▶ **To do**: Repeat every record exactly, but omit the images.
########
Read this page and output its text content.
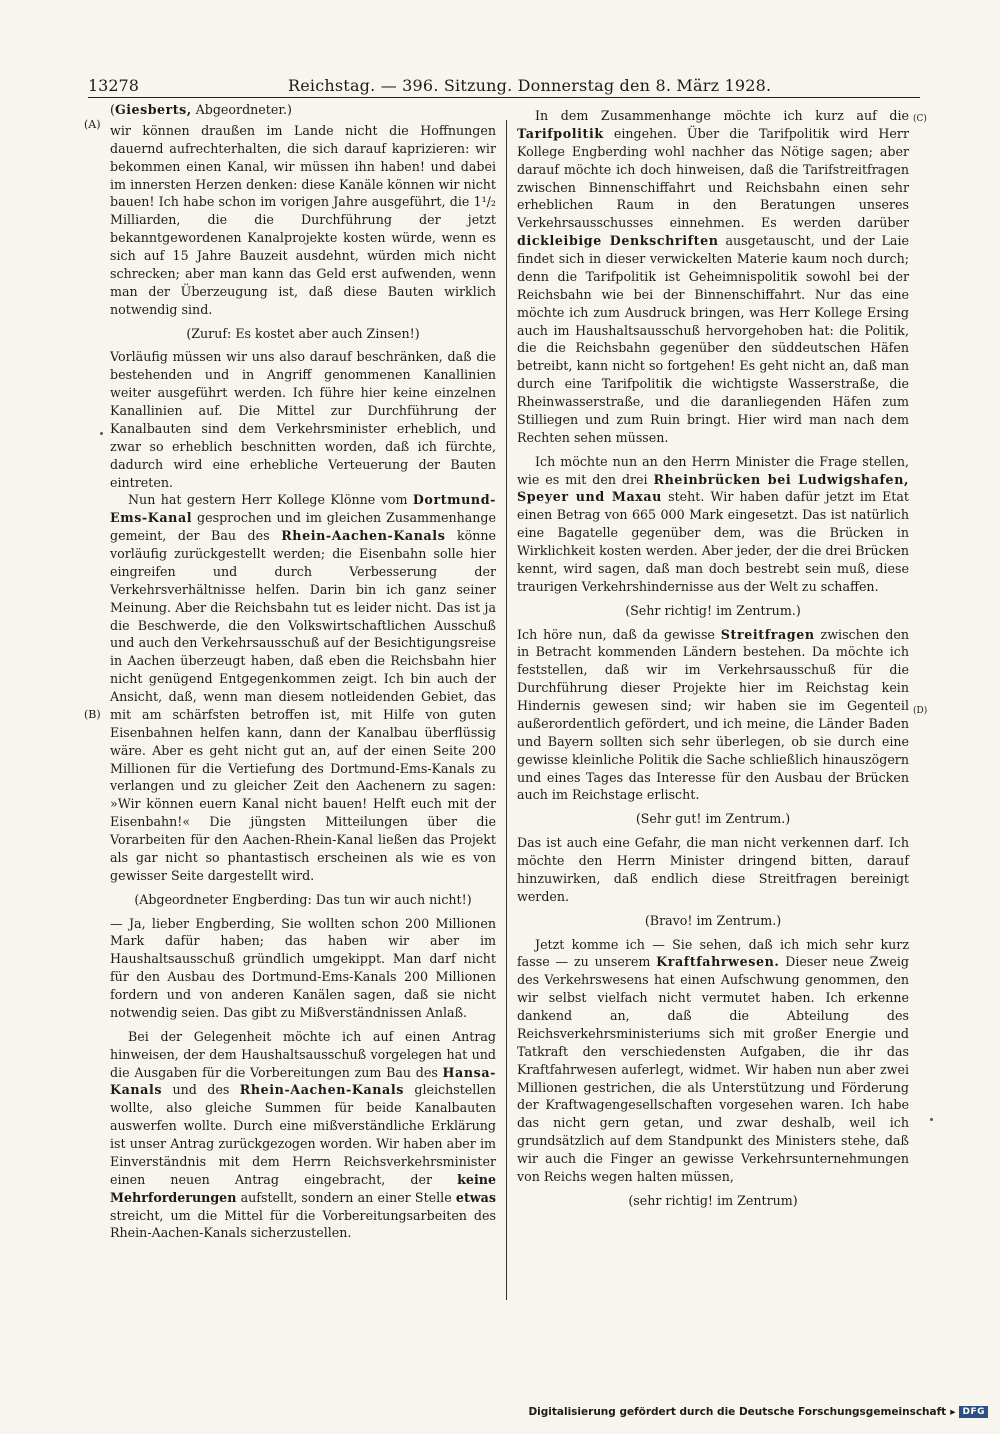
13278	Reichstag. — 396. Sitzung. Donnerstag den 8. März 1928.
(A)
(B)
(C)
(D)

(Giesberts, Abgeordneter.)

wir können draußen im Lande nicht die Hoffnungen dauernd aufrechterhalten, die sich darauf kaprizieren: wir bekommen einen Kanal, wir müssen ihn haben! und dabei im innersten Herzen denken: diese Kanäle können wir nicht bauen! Ich habe schon im vorigen Jahre ausgeführt, die 1¹/₂ Milliarden, die die Durchführung der jetzt bekanntgewordenen Kanalprojekte kosten würde, wenn es sich auf 15 Jahre Bauzeit ausdehnt, würden mich nicht schrecken; aber man kann das Geld erst aufwenden, wenn man der Überzeugung ist, daß diese Bauten wirklich notwendig sind.

(Zuruf: Es kostet aber auch Zinsen!)

Vorläufig müssen wir uns also darauf beschränken, daß die bestehenden und in Angriff genommenen Kanallinien weiter ausgeführt werden. Ich führe hier keine einzelnen Kanallinien auf. Die Mittel zur Durchführung der Kanalbauten sind dem Verkehrsminister erheblich, und zwar so erheblich beschnitten worden, daß ich fürchte, dadurch wird eine erhebliche Verteuerung der Bauten eintreten.

Nun hat gestern Herr Kollege Klönne vom Dortmund-Ems-Kanal gesprochen und im gleichen Zusammenhange gemeint, der Bau des Rhein-Aachen-Kanals könne vorläufig zurückgestellt werden; die Eisenbahn solle hier eingreifen und durch Verbesserung der Verkehrsverhältnisse helfen. Darin bin ich ganz seiner Meinung. Aber die Reichsbahn tut es leider nicht. Das ist ja die Beschwerde, die den Volkswirtschaftlichen Ausschuß und auch den Verkehrsausschuß auf der Besichtigungsreise in Aachen überzeugt haben, daß eben die Reichsbahn hier nicht genügend Entgegenkommen zeigt. Ich bin auch der Ansicht, daß, wenn man diesem notleidenden Gebiet, das mit am schärfsten betroffen ist, mit Hilfe von guten Eisenbahnen helfen kann, dann der Kanalbau überflüssig wäre. Aber es geht nicht gut an, auf der einen Seite 200 Millionen für die Vertiefung des Dortmund-Ems-Kanals zu verlangen und zu gleicher Zeit den Aachenern zu sagen: »Wir können euern Kanal nicht bauen! Helft euch mit der Eisenbahn!« Die jüngsten Mitteilungen über die Vorarbeiten für den Aachen-Rhein-Kanal ließen das Projekt als gar nicht so phantastisch erscheinen als wie es von gewisser Seite dargestellt wird.

(Abgeordneter Engberding: Das tun wir auch nicht!)

— Ja, lieber Engberding, Sie wollten schon 200 Millionen Mark dafür haben; das haben wir aber im Haushaltsausschuß gründlich umgekippt. Man darf nicht für den Ausbau des Dortmund-Ems-Kanals 200 Millionen fordern und von anderen Kanälen sagen, daß sie nicht notwendig seien. Das gibt zu Mißverständnissen Anlaß.

Bei der Gelegenheit möchte ich auf einen Antrag hinweisen, der dem Haushaltsausschuß vorgelegen hat und die Ausgaben für die Vorbereitungen zum Bau des Hansa-Kanals und des Rhein-Aachen-Kanals gleichstellen wollte, also gleiche Summen für beide Kanalbauten auswerfen wollte. Durch eine mißverständliche Erklärung ist unser Antrag zurückgezogen worden. Wir haben aber im Einverständnis mit dem Herrn Reichsverkehrsminister einen neuen Antrag eingebracht, der keine Mehrforderungen aufstellt, sondern an einer Stelle etwas streicht, um die Mittel für die Vorbereitungsarbeiten des Rhein-Aachen-Kanals sicherzustellen.

In dem Zusammenhange möchte ich kurz auf die Tarifpolitik eingehen. Über die Tarifpolitik wird Herr Kollege Engberding wohl nachher das Nötige sagen; aber darauf möchte ich doch hinweisen, daß die Tarifstreitfragen zwischen Binnenschiffahrt und Reichsbahn einen sehr erheblichen Raum in den Beratungen unseres Verkehrsausschusses einnehmen. Es werden darüber dickleibige Denkschriften ausgetauscht, und der Laie findet sich in dieser verwickelten Materie kaum noch durch; denn die Tarifpolitik ist Geheimnispolitik sowohl bei der Reichsbahn wie bei der Binnenschiffahrt. Nur das eine möchte ich zum Ausdruck bringen, was Herr Kollege Ersing auch im Haushaltsausschuß hervorgehoben hat: die Politik, die die Reichsbahn gegenüber den süddeutschen Häfen betreibt, kann nicht so fortgehen! Es geht nicht an, daß man durch eine Tarifpolitik die wichtigste Wasserstraße, die Rheinwasserstraße, und die daranliegenden Häfen zum Stilliegen und zum Ruin bringt. Hier wird man nach dem Rechten sehen müssen.

Ich möchte nun an den Herrn Minister die Frage stellen, wie es mit den drei Rheinbrücken bei Ludwigshafen, Speyer und Maxau steht. Wir haben dafür jetzt im Etat einen Betrag von 665 000 Mark eingesetzt. Das ist natürlich eine Bagatelle gegenüber dem, was die Brücken in Wirklichkeit kosten werden. Aber jeder, der die drei Brücken kennt, wird sagen, daß man doch bestrebt sein muß, diese traurigen Verkehrshindernisse aus der Welt zu schaffen.

(Sehr richtig! im Zentrum.)

Ich höre nun, daß da gewisse Streitfragen zwischen den in Betracht kommenden Ländern bestehen. Da möchte ich feststellen, daß wir im Verkehrsausschuß für die Durchführung dieser Projekte hier im Reichstag kein Hindernis gewesen sind; wir haben sie im Gegenteil außerordentlich gefördert, und ich meine, die Länder Baden und Bayern sollten sich sehr überlegen, ob sie durch eine gewisse kleinliche Politik die Sache schließlich hinauszögern und eines Tages das Interesse für den Ausbau der Brücken auch im Reichstage erlischt.

(Sehr gut! im Zentrum.)

Das ist auch eine Gefahr, die man nicht verkennen darf. Ich möchte den Herrn Minister dringend bitten, darauf hinzuwirken, daß endlich diese Streitfragen bereinigt werden.

(Bravo! im Zentrum.)

Jetzt komme ich — Sie sehen, daß ich mich sehr kurz fasse — zu unserem Kraftfahrwesen. Dieser neue Zweig des Verkehrswesens hat einen Aufschwung genommen, den wir selbst vielfach nicht vermutet haben. Ich erkenne dankend an, daß die Abteilung des Reichsverkehrsministeriums sich mit großer Energie und Tatkraft den verschiedensten Aufgaben, die ihr das Kraftfahrwesen auferlegt, widmet. Wir haben nun aber zwei Millionen gestrichen, die als Unterstützung und Förderung der Kraftwagengesellschaften vorgesehen waren. Ich habe das nicht gern getan, und zwar deshalb, weil ich grundsätzlich auf dem Standpunkt des Ministers stehe, daß wir auch die Finger an gewisse Verkehrsunternehmungen von Reichs wegen halten müssen,

(sehr richtig! im Zentrum)

Digitalisierung gefördert durch die Deutsche Forschungsgemeinschaft ▸ DFG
########
▶ **Worked solution**:
Read this page and output its text content.
13278	Reichstag. — 396. Sitzung. Donnerstag den 8. März 1928.
(A)
(B)
(C)
(D)

(Giesberts, Abgeordneter.)

wir können draußen im Lande nicht die Hoffnungen dauernd aufrechterhalten, die sich darauf kaprizieren: wir bekommen einen Kanal, wir müssen ihn haben! und dabei im innersten Herzen denken: diese Kanäle können wir nicht bauen! Ich habe schon im vorigen Jahre ausgeführt, die 1¹/₂ Milliarden, die die Durchführung der jetzt bekanntgewordenen Kanalprojekte kosten würde, wenn es sich auf 15 Jahre Bauzeit ausdehnt, würden mich nicht schrecken; aber man kann das Geld erst aufwenden, wenn man der Überzeugung ist, daß diese Bauten wirklich notwendig sind.

(Zuruf: Es kostet aber auch Zinsen!)

Vorläufig müssen wir uns also darauf beschränken, daß die bestehenden und in Angriff genommenen Kanallinien weiter ausgeführt werden. Ich führe hier keine einzelnen Kanallinien auf. Die Mittel zur Durchführung der Kanalbauten sind dem Verkehrsminister erheblich, und zwar so erheblich beschnitten worden, daß ich fürchte, dadurch wird eine erhebliche Verteuerung der Bauten eintreten.

Nun hat gestern Herr Kollege Klönne vom Dortmund-Ems-Kanal gesprochen und im gleichen Zusammenhange gemeint, der Bau des Rhein-Aachen-Kanals könne vorläufig zurückgestellt werden; die Eisenbahn solle hier eingreifen und durch Verbesserung der Verkehrsverhältnisse helfen. Darin bin ich ganz seiner Meinung. Aber die Reichsbahn tut es leider nicht. Das ist ja die Beschwerde, die den Volkswirtschaftlichen Ausschuß und auch den Verkehrsausschuß auf der Besichtigungsreise in Aachen überzeugt haben, daß eben die Reichsbahn hier nicht genügend Entgegenkommen zeigt. Ich bin auch der Ansicht, daß, wenn man diesem notleidenden Gebiet, das mit am schärfsten betroffen ist, mit Hilfe von guten Eisenbahnen helfen kann, dann der Kanalbau überflüssig wäre. Aber es geht nicht gut an, auf der einen Seite 200 Millionen für die Vertiefung des Dortmund-Ems-Kanals zu verlangen und zu gleicher Zeit den Aachenern zu sagen: »Wir können euern Kanal nicht bauen! Helft euch mit der Eisenbahn!« Die jüngsten Mitteilungen über die Vorarbeiten für den Aachen-Rhein-Kanal ließen das Projekt als gar nicht so phantastisch erscheinen als wie es von gewisser Seite dargestellt wird.

(Abgeordneter Engberding: Das tun wir auch nicht!)

— Ja, lieber Engberding, Sie wollten schon 200 Millionen Mark dafür haben; das haben wir aber im Haushaltsausschuß gründlich umgekippt. Man darf nicht für den Ausbau des Dortmund-Ems-Kanals 200 Millionen fordern und von anderen Kanälen sagen, daß sie nicht notwendig seien. Das gibt zu Mißverständnissen Anlaß.

Bei der Gelegenheit möchte ich auf einen Antrag hinweisen, der dem Haushaltsausschuß vorgelegen hat und die Ausgaben für die Vorbereitungen zum Bau des Hansa-Kanals und des Rhein-Aachen-Kanals gleichstellen wollte, also gleiche Summen für beide Kanalbauten auswerfen wollte. Durch eine mißverständliche Erklärung ist unser Antrag zurückgezogen worden. Wir haben aber im Einverständnis mit dem Herrn Reichsverkehrsminister einen neuen Antrag eingebracht, der keine Mehrforderungen aufstellt, sondern an einer Stelle etwas streicht, um die Mittel für die Vorbereitungsarbeiten des Rhein-Aachen-Kanals sicherzustellen.

In dem Zusammenhange möchte ich kurz auf die Tarifpolitik eingehen. Über die Tarifpolitik wird Herr Kollege Engberding wohl nachher das Nötige sagen; aber darauf möchte ich doch hinweisen, daß die Tarifstreitfragen zwischen Binnenschiffahrt und Reichsbahn einen sehr erheblichen Raum in den Beratungen unseres Verkehrsausschusses einnehmen. Es werden darüber dickleibige Denkschriften ausgetauscht, und der Laie findet sich in dieser verwickelten Materie kaum noch durch; denn die Tarifpolitik ist Geheimnispolitik sowohl bei der Reichsbahn wie bei der Binnenschiffahrt. Nur das eine möchte ich zum Ausdruck bringen, was Herr Kollege Ersing auch im Haushaltsausschuß hervorgehoben hat: die Politik, die die Reichsbahn gegenüber den süddeutschen Häfen betreibt, kann nicht so fortgehen! Es geht nicht an, daß man durch eine Tarifpolitik die wichtigste Wasserstraße, die Rheinwasserstraße, und die daranliegenden Häfen zum Stilliegen und zum Ruin bringt. Hier wird man nach dem Rechten sehen müssen.

Ich möchte nun an den Herrn Minister die Frage stellen, wie es mit den drei Rheinbrücken bei Ludwigshafen, Speyer und Maxau steht. Wir haben dafür jetzt im Etat einen Betrag von 665 000 Mark eingesetzt. Das ist natürlich eine Bagatelle gegenüber dem, was die Brücken in Wirklichkeit kosten werden. Aber jeder, der die drei Brücken kennt, wird sagen, daß man doch bestrebt sein muß, diese traurigen Verkehrshindernisse aus der Welt zu schaffen.

(Sehr richtig! im Zentrum.)

Ich höre nun, daß da gewisse Streitfragen zwischen den in Betracht kommenden Ländern bestehen. Da möchte ich feststellen, daß wir im Verkehrsausschuß für die Durchführung dieser Projekte hier im Reichstag kein Hindernis gewesen sind; wir haben sie im Gegenteil außerordentlich gefördert, und ich meine, die Länder Baden und Bayern sollten sich sehr überlegen, ob sie durch eine gewisse kleinliche Politik die Sache schließlich hinauszögern und eines Tages das Interesse für den Ausbau der Brücken auch im Reichstage erlischt.

(Sehr gut! im Zentrum.)

Das ist auch eine Gefahr, die man nicht verkennen darf. Ich möchte den Herrn Minister dringend bitten, darauf hinzuwirken, daß endlich diese Streitfragen bereinigt werden.

(Bravo! im Zentrum.)

Jetzt komme ich — Sie sehen, daß ich mich sehr kurz fasse — zu unserem Kraftfahrwesen. Dieser neue Zweig des Verkehrswesens hat einen Aufschwung genommen, den wir selbst vielfach nicht vermutet haben. Ich erkenne dankend an, daß die Abteilung des Reichsverkehrsministeriums sich mit großer Energie und Tatkraft den verschiedensten Aufgaben, die ihr das Kraftfahrwesen auferlegt, widmet. Wir haben nun aber zwei Millionen gestrichen, die als Unterstützung und Förderung der Kraftwagengesellschaften vorgesehen waren. Ich habe das nicht gern getan, und zwar deshalb, weil ich grundsätzlich auf dem Standpunkt des Ministers stehe, daß wir auch die Finger an gewisse Verkehrsunternehmungen von Reichs wegen halten müssen,

(sehr richtig! im Zentrum)

Digitalisierung gefördert durch die Deutsche Forschungsgemeinschaft ▸ DFG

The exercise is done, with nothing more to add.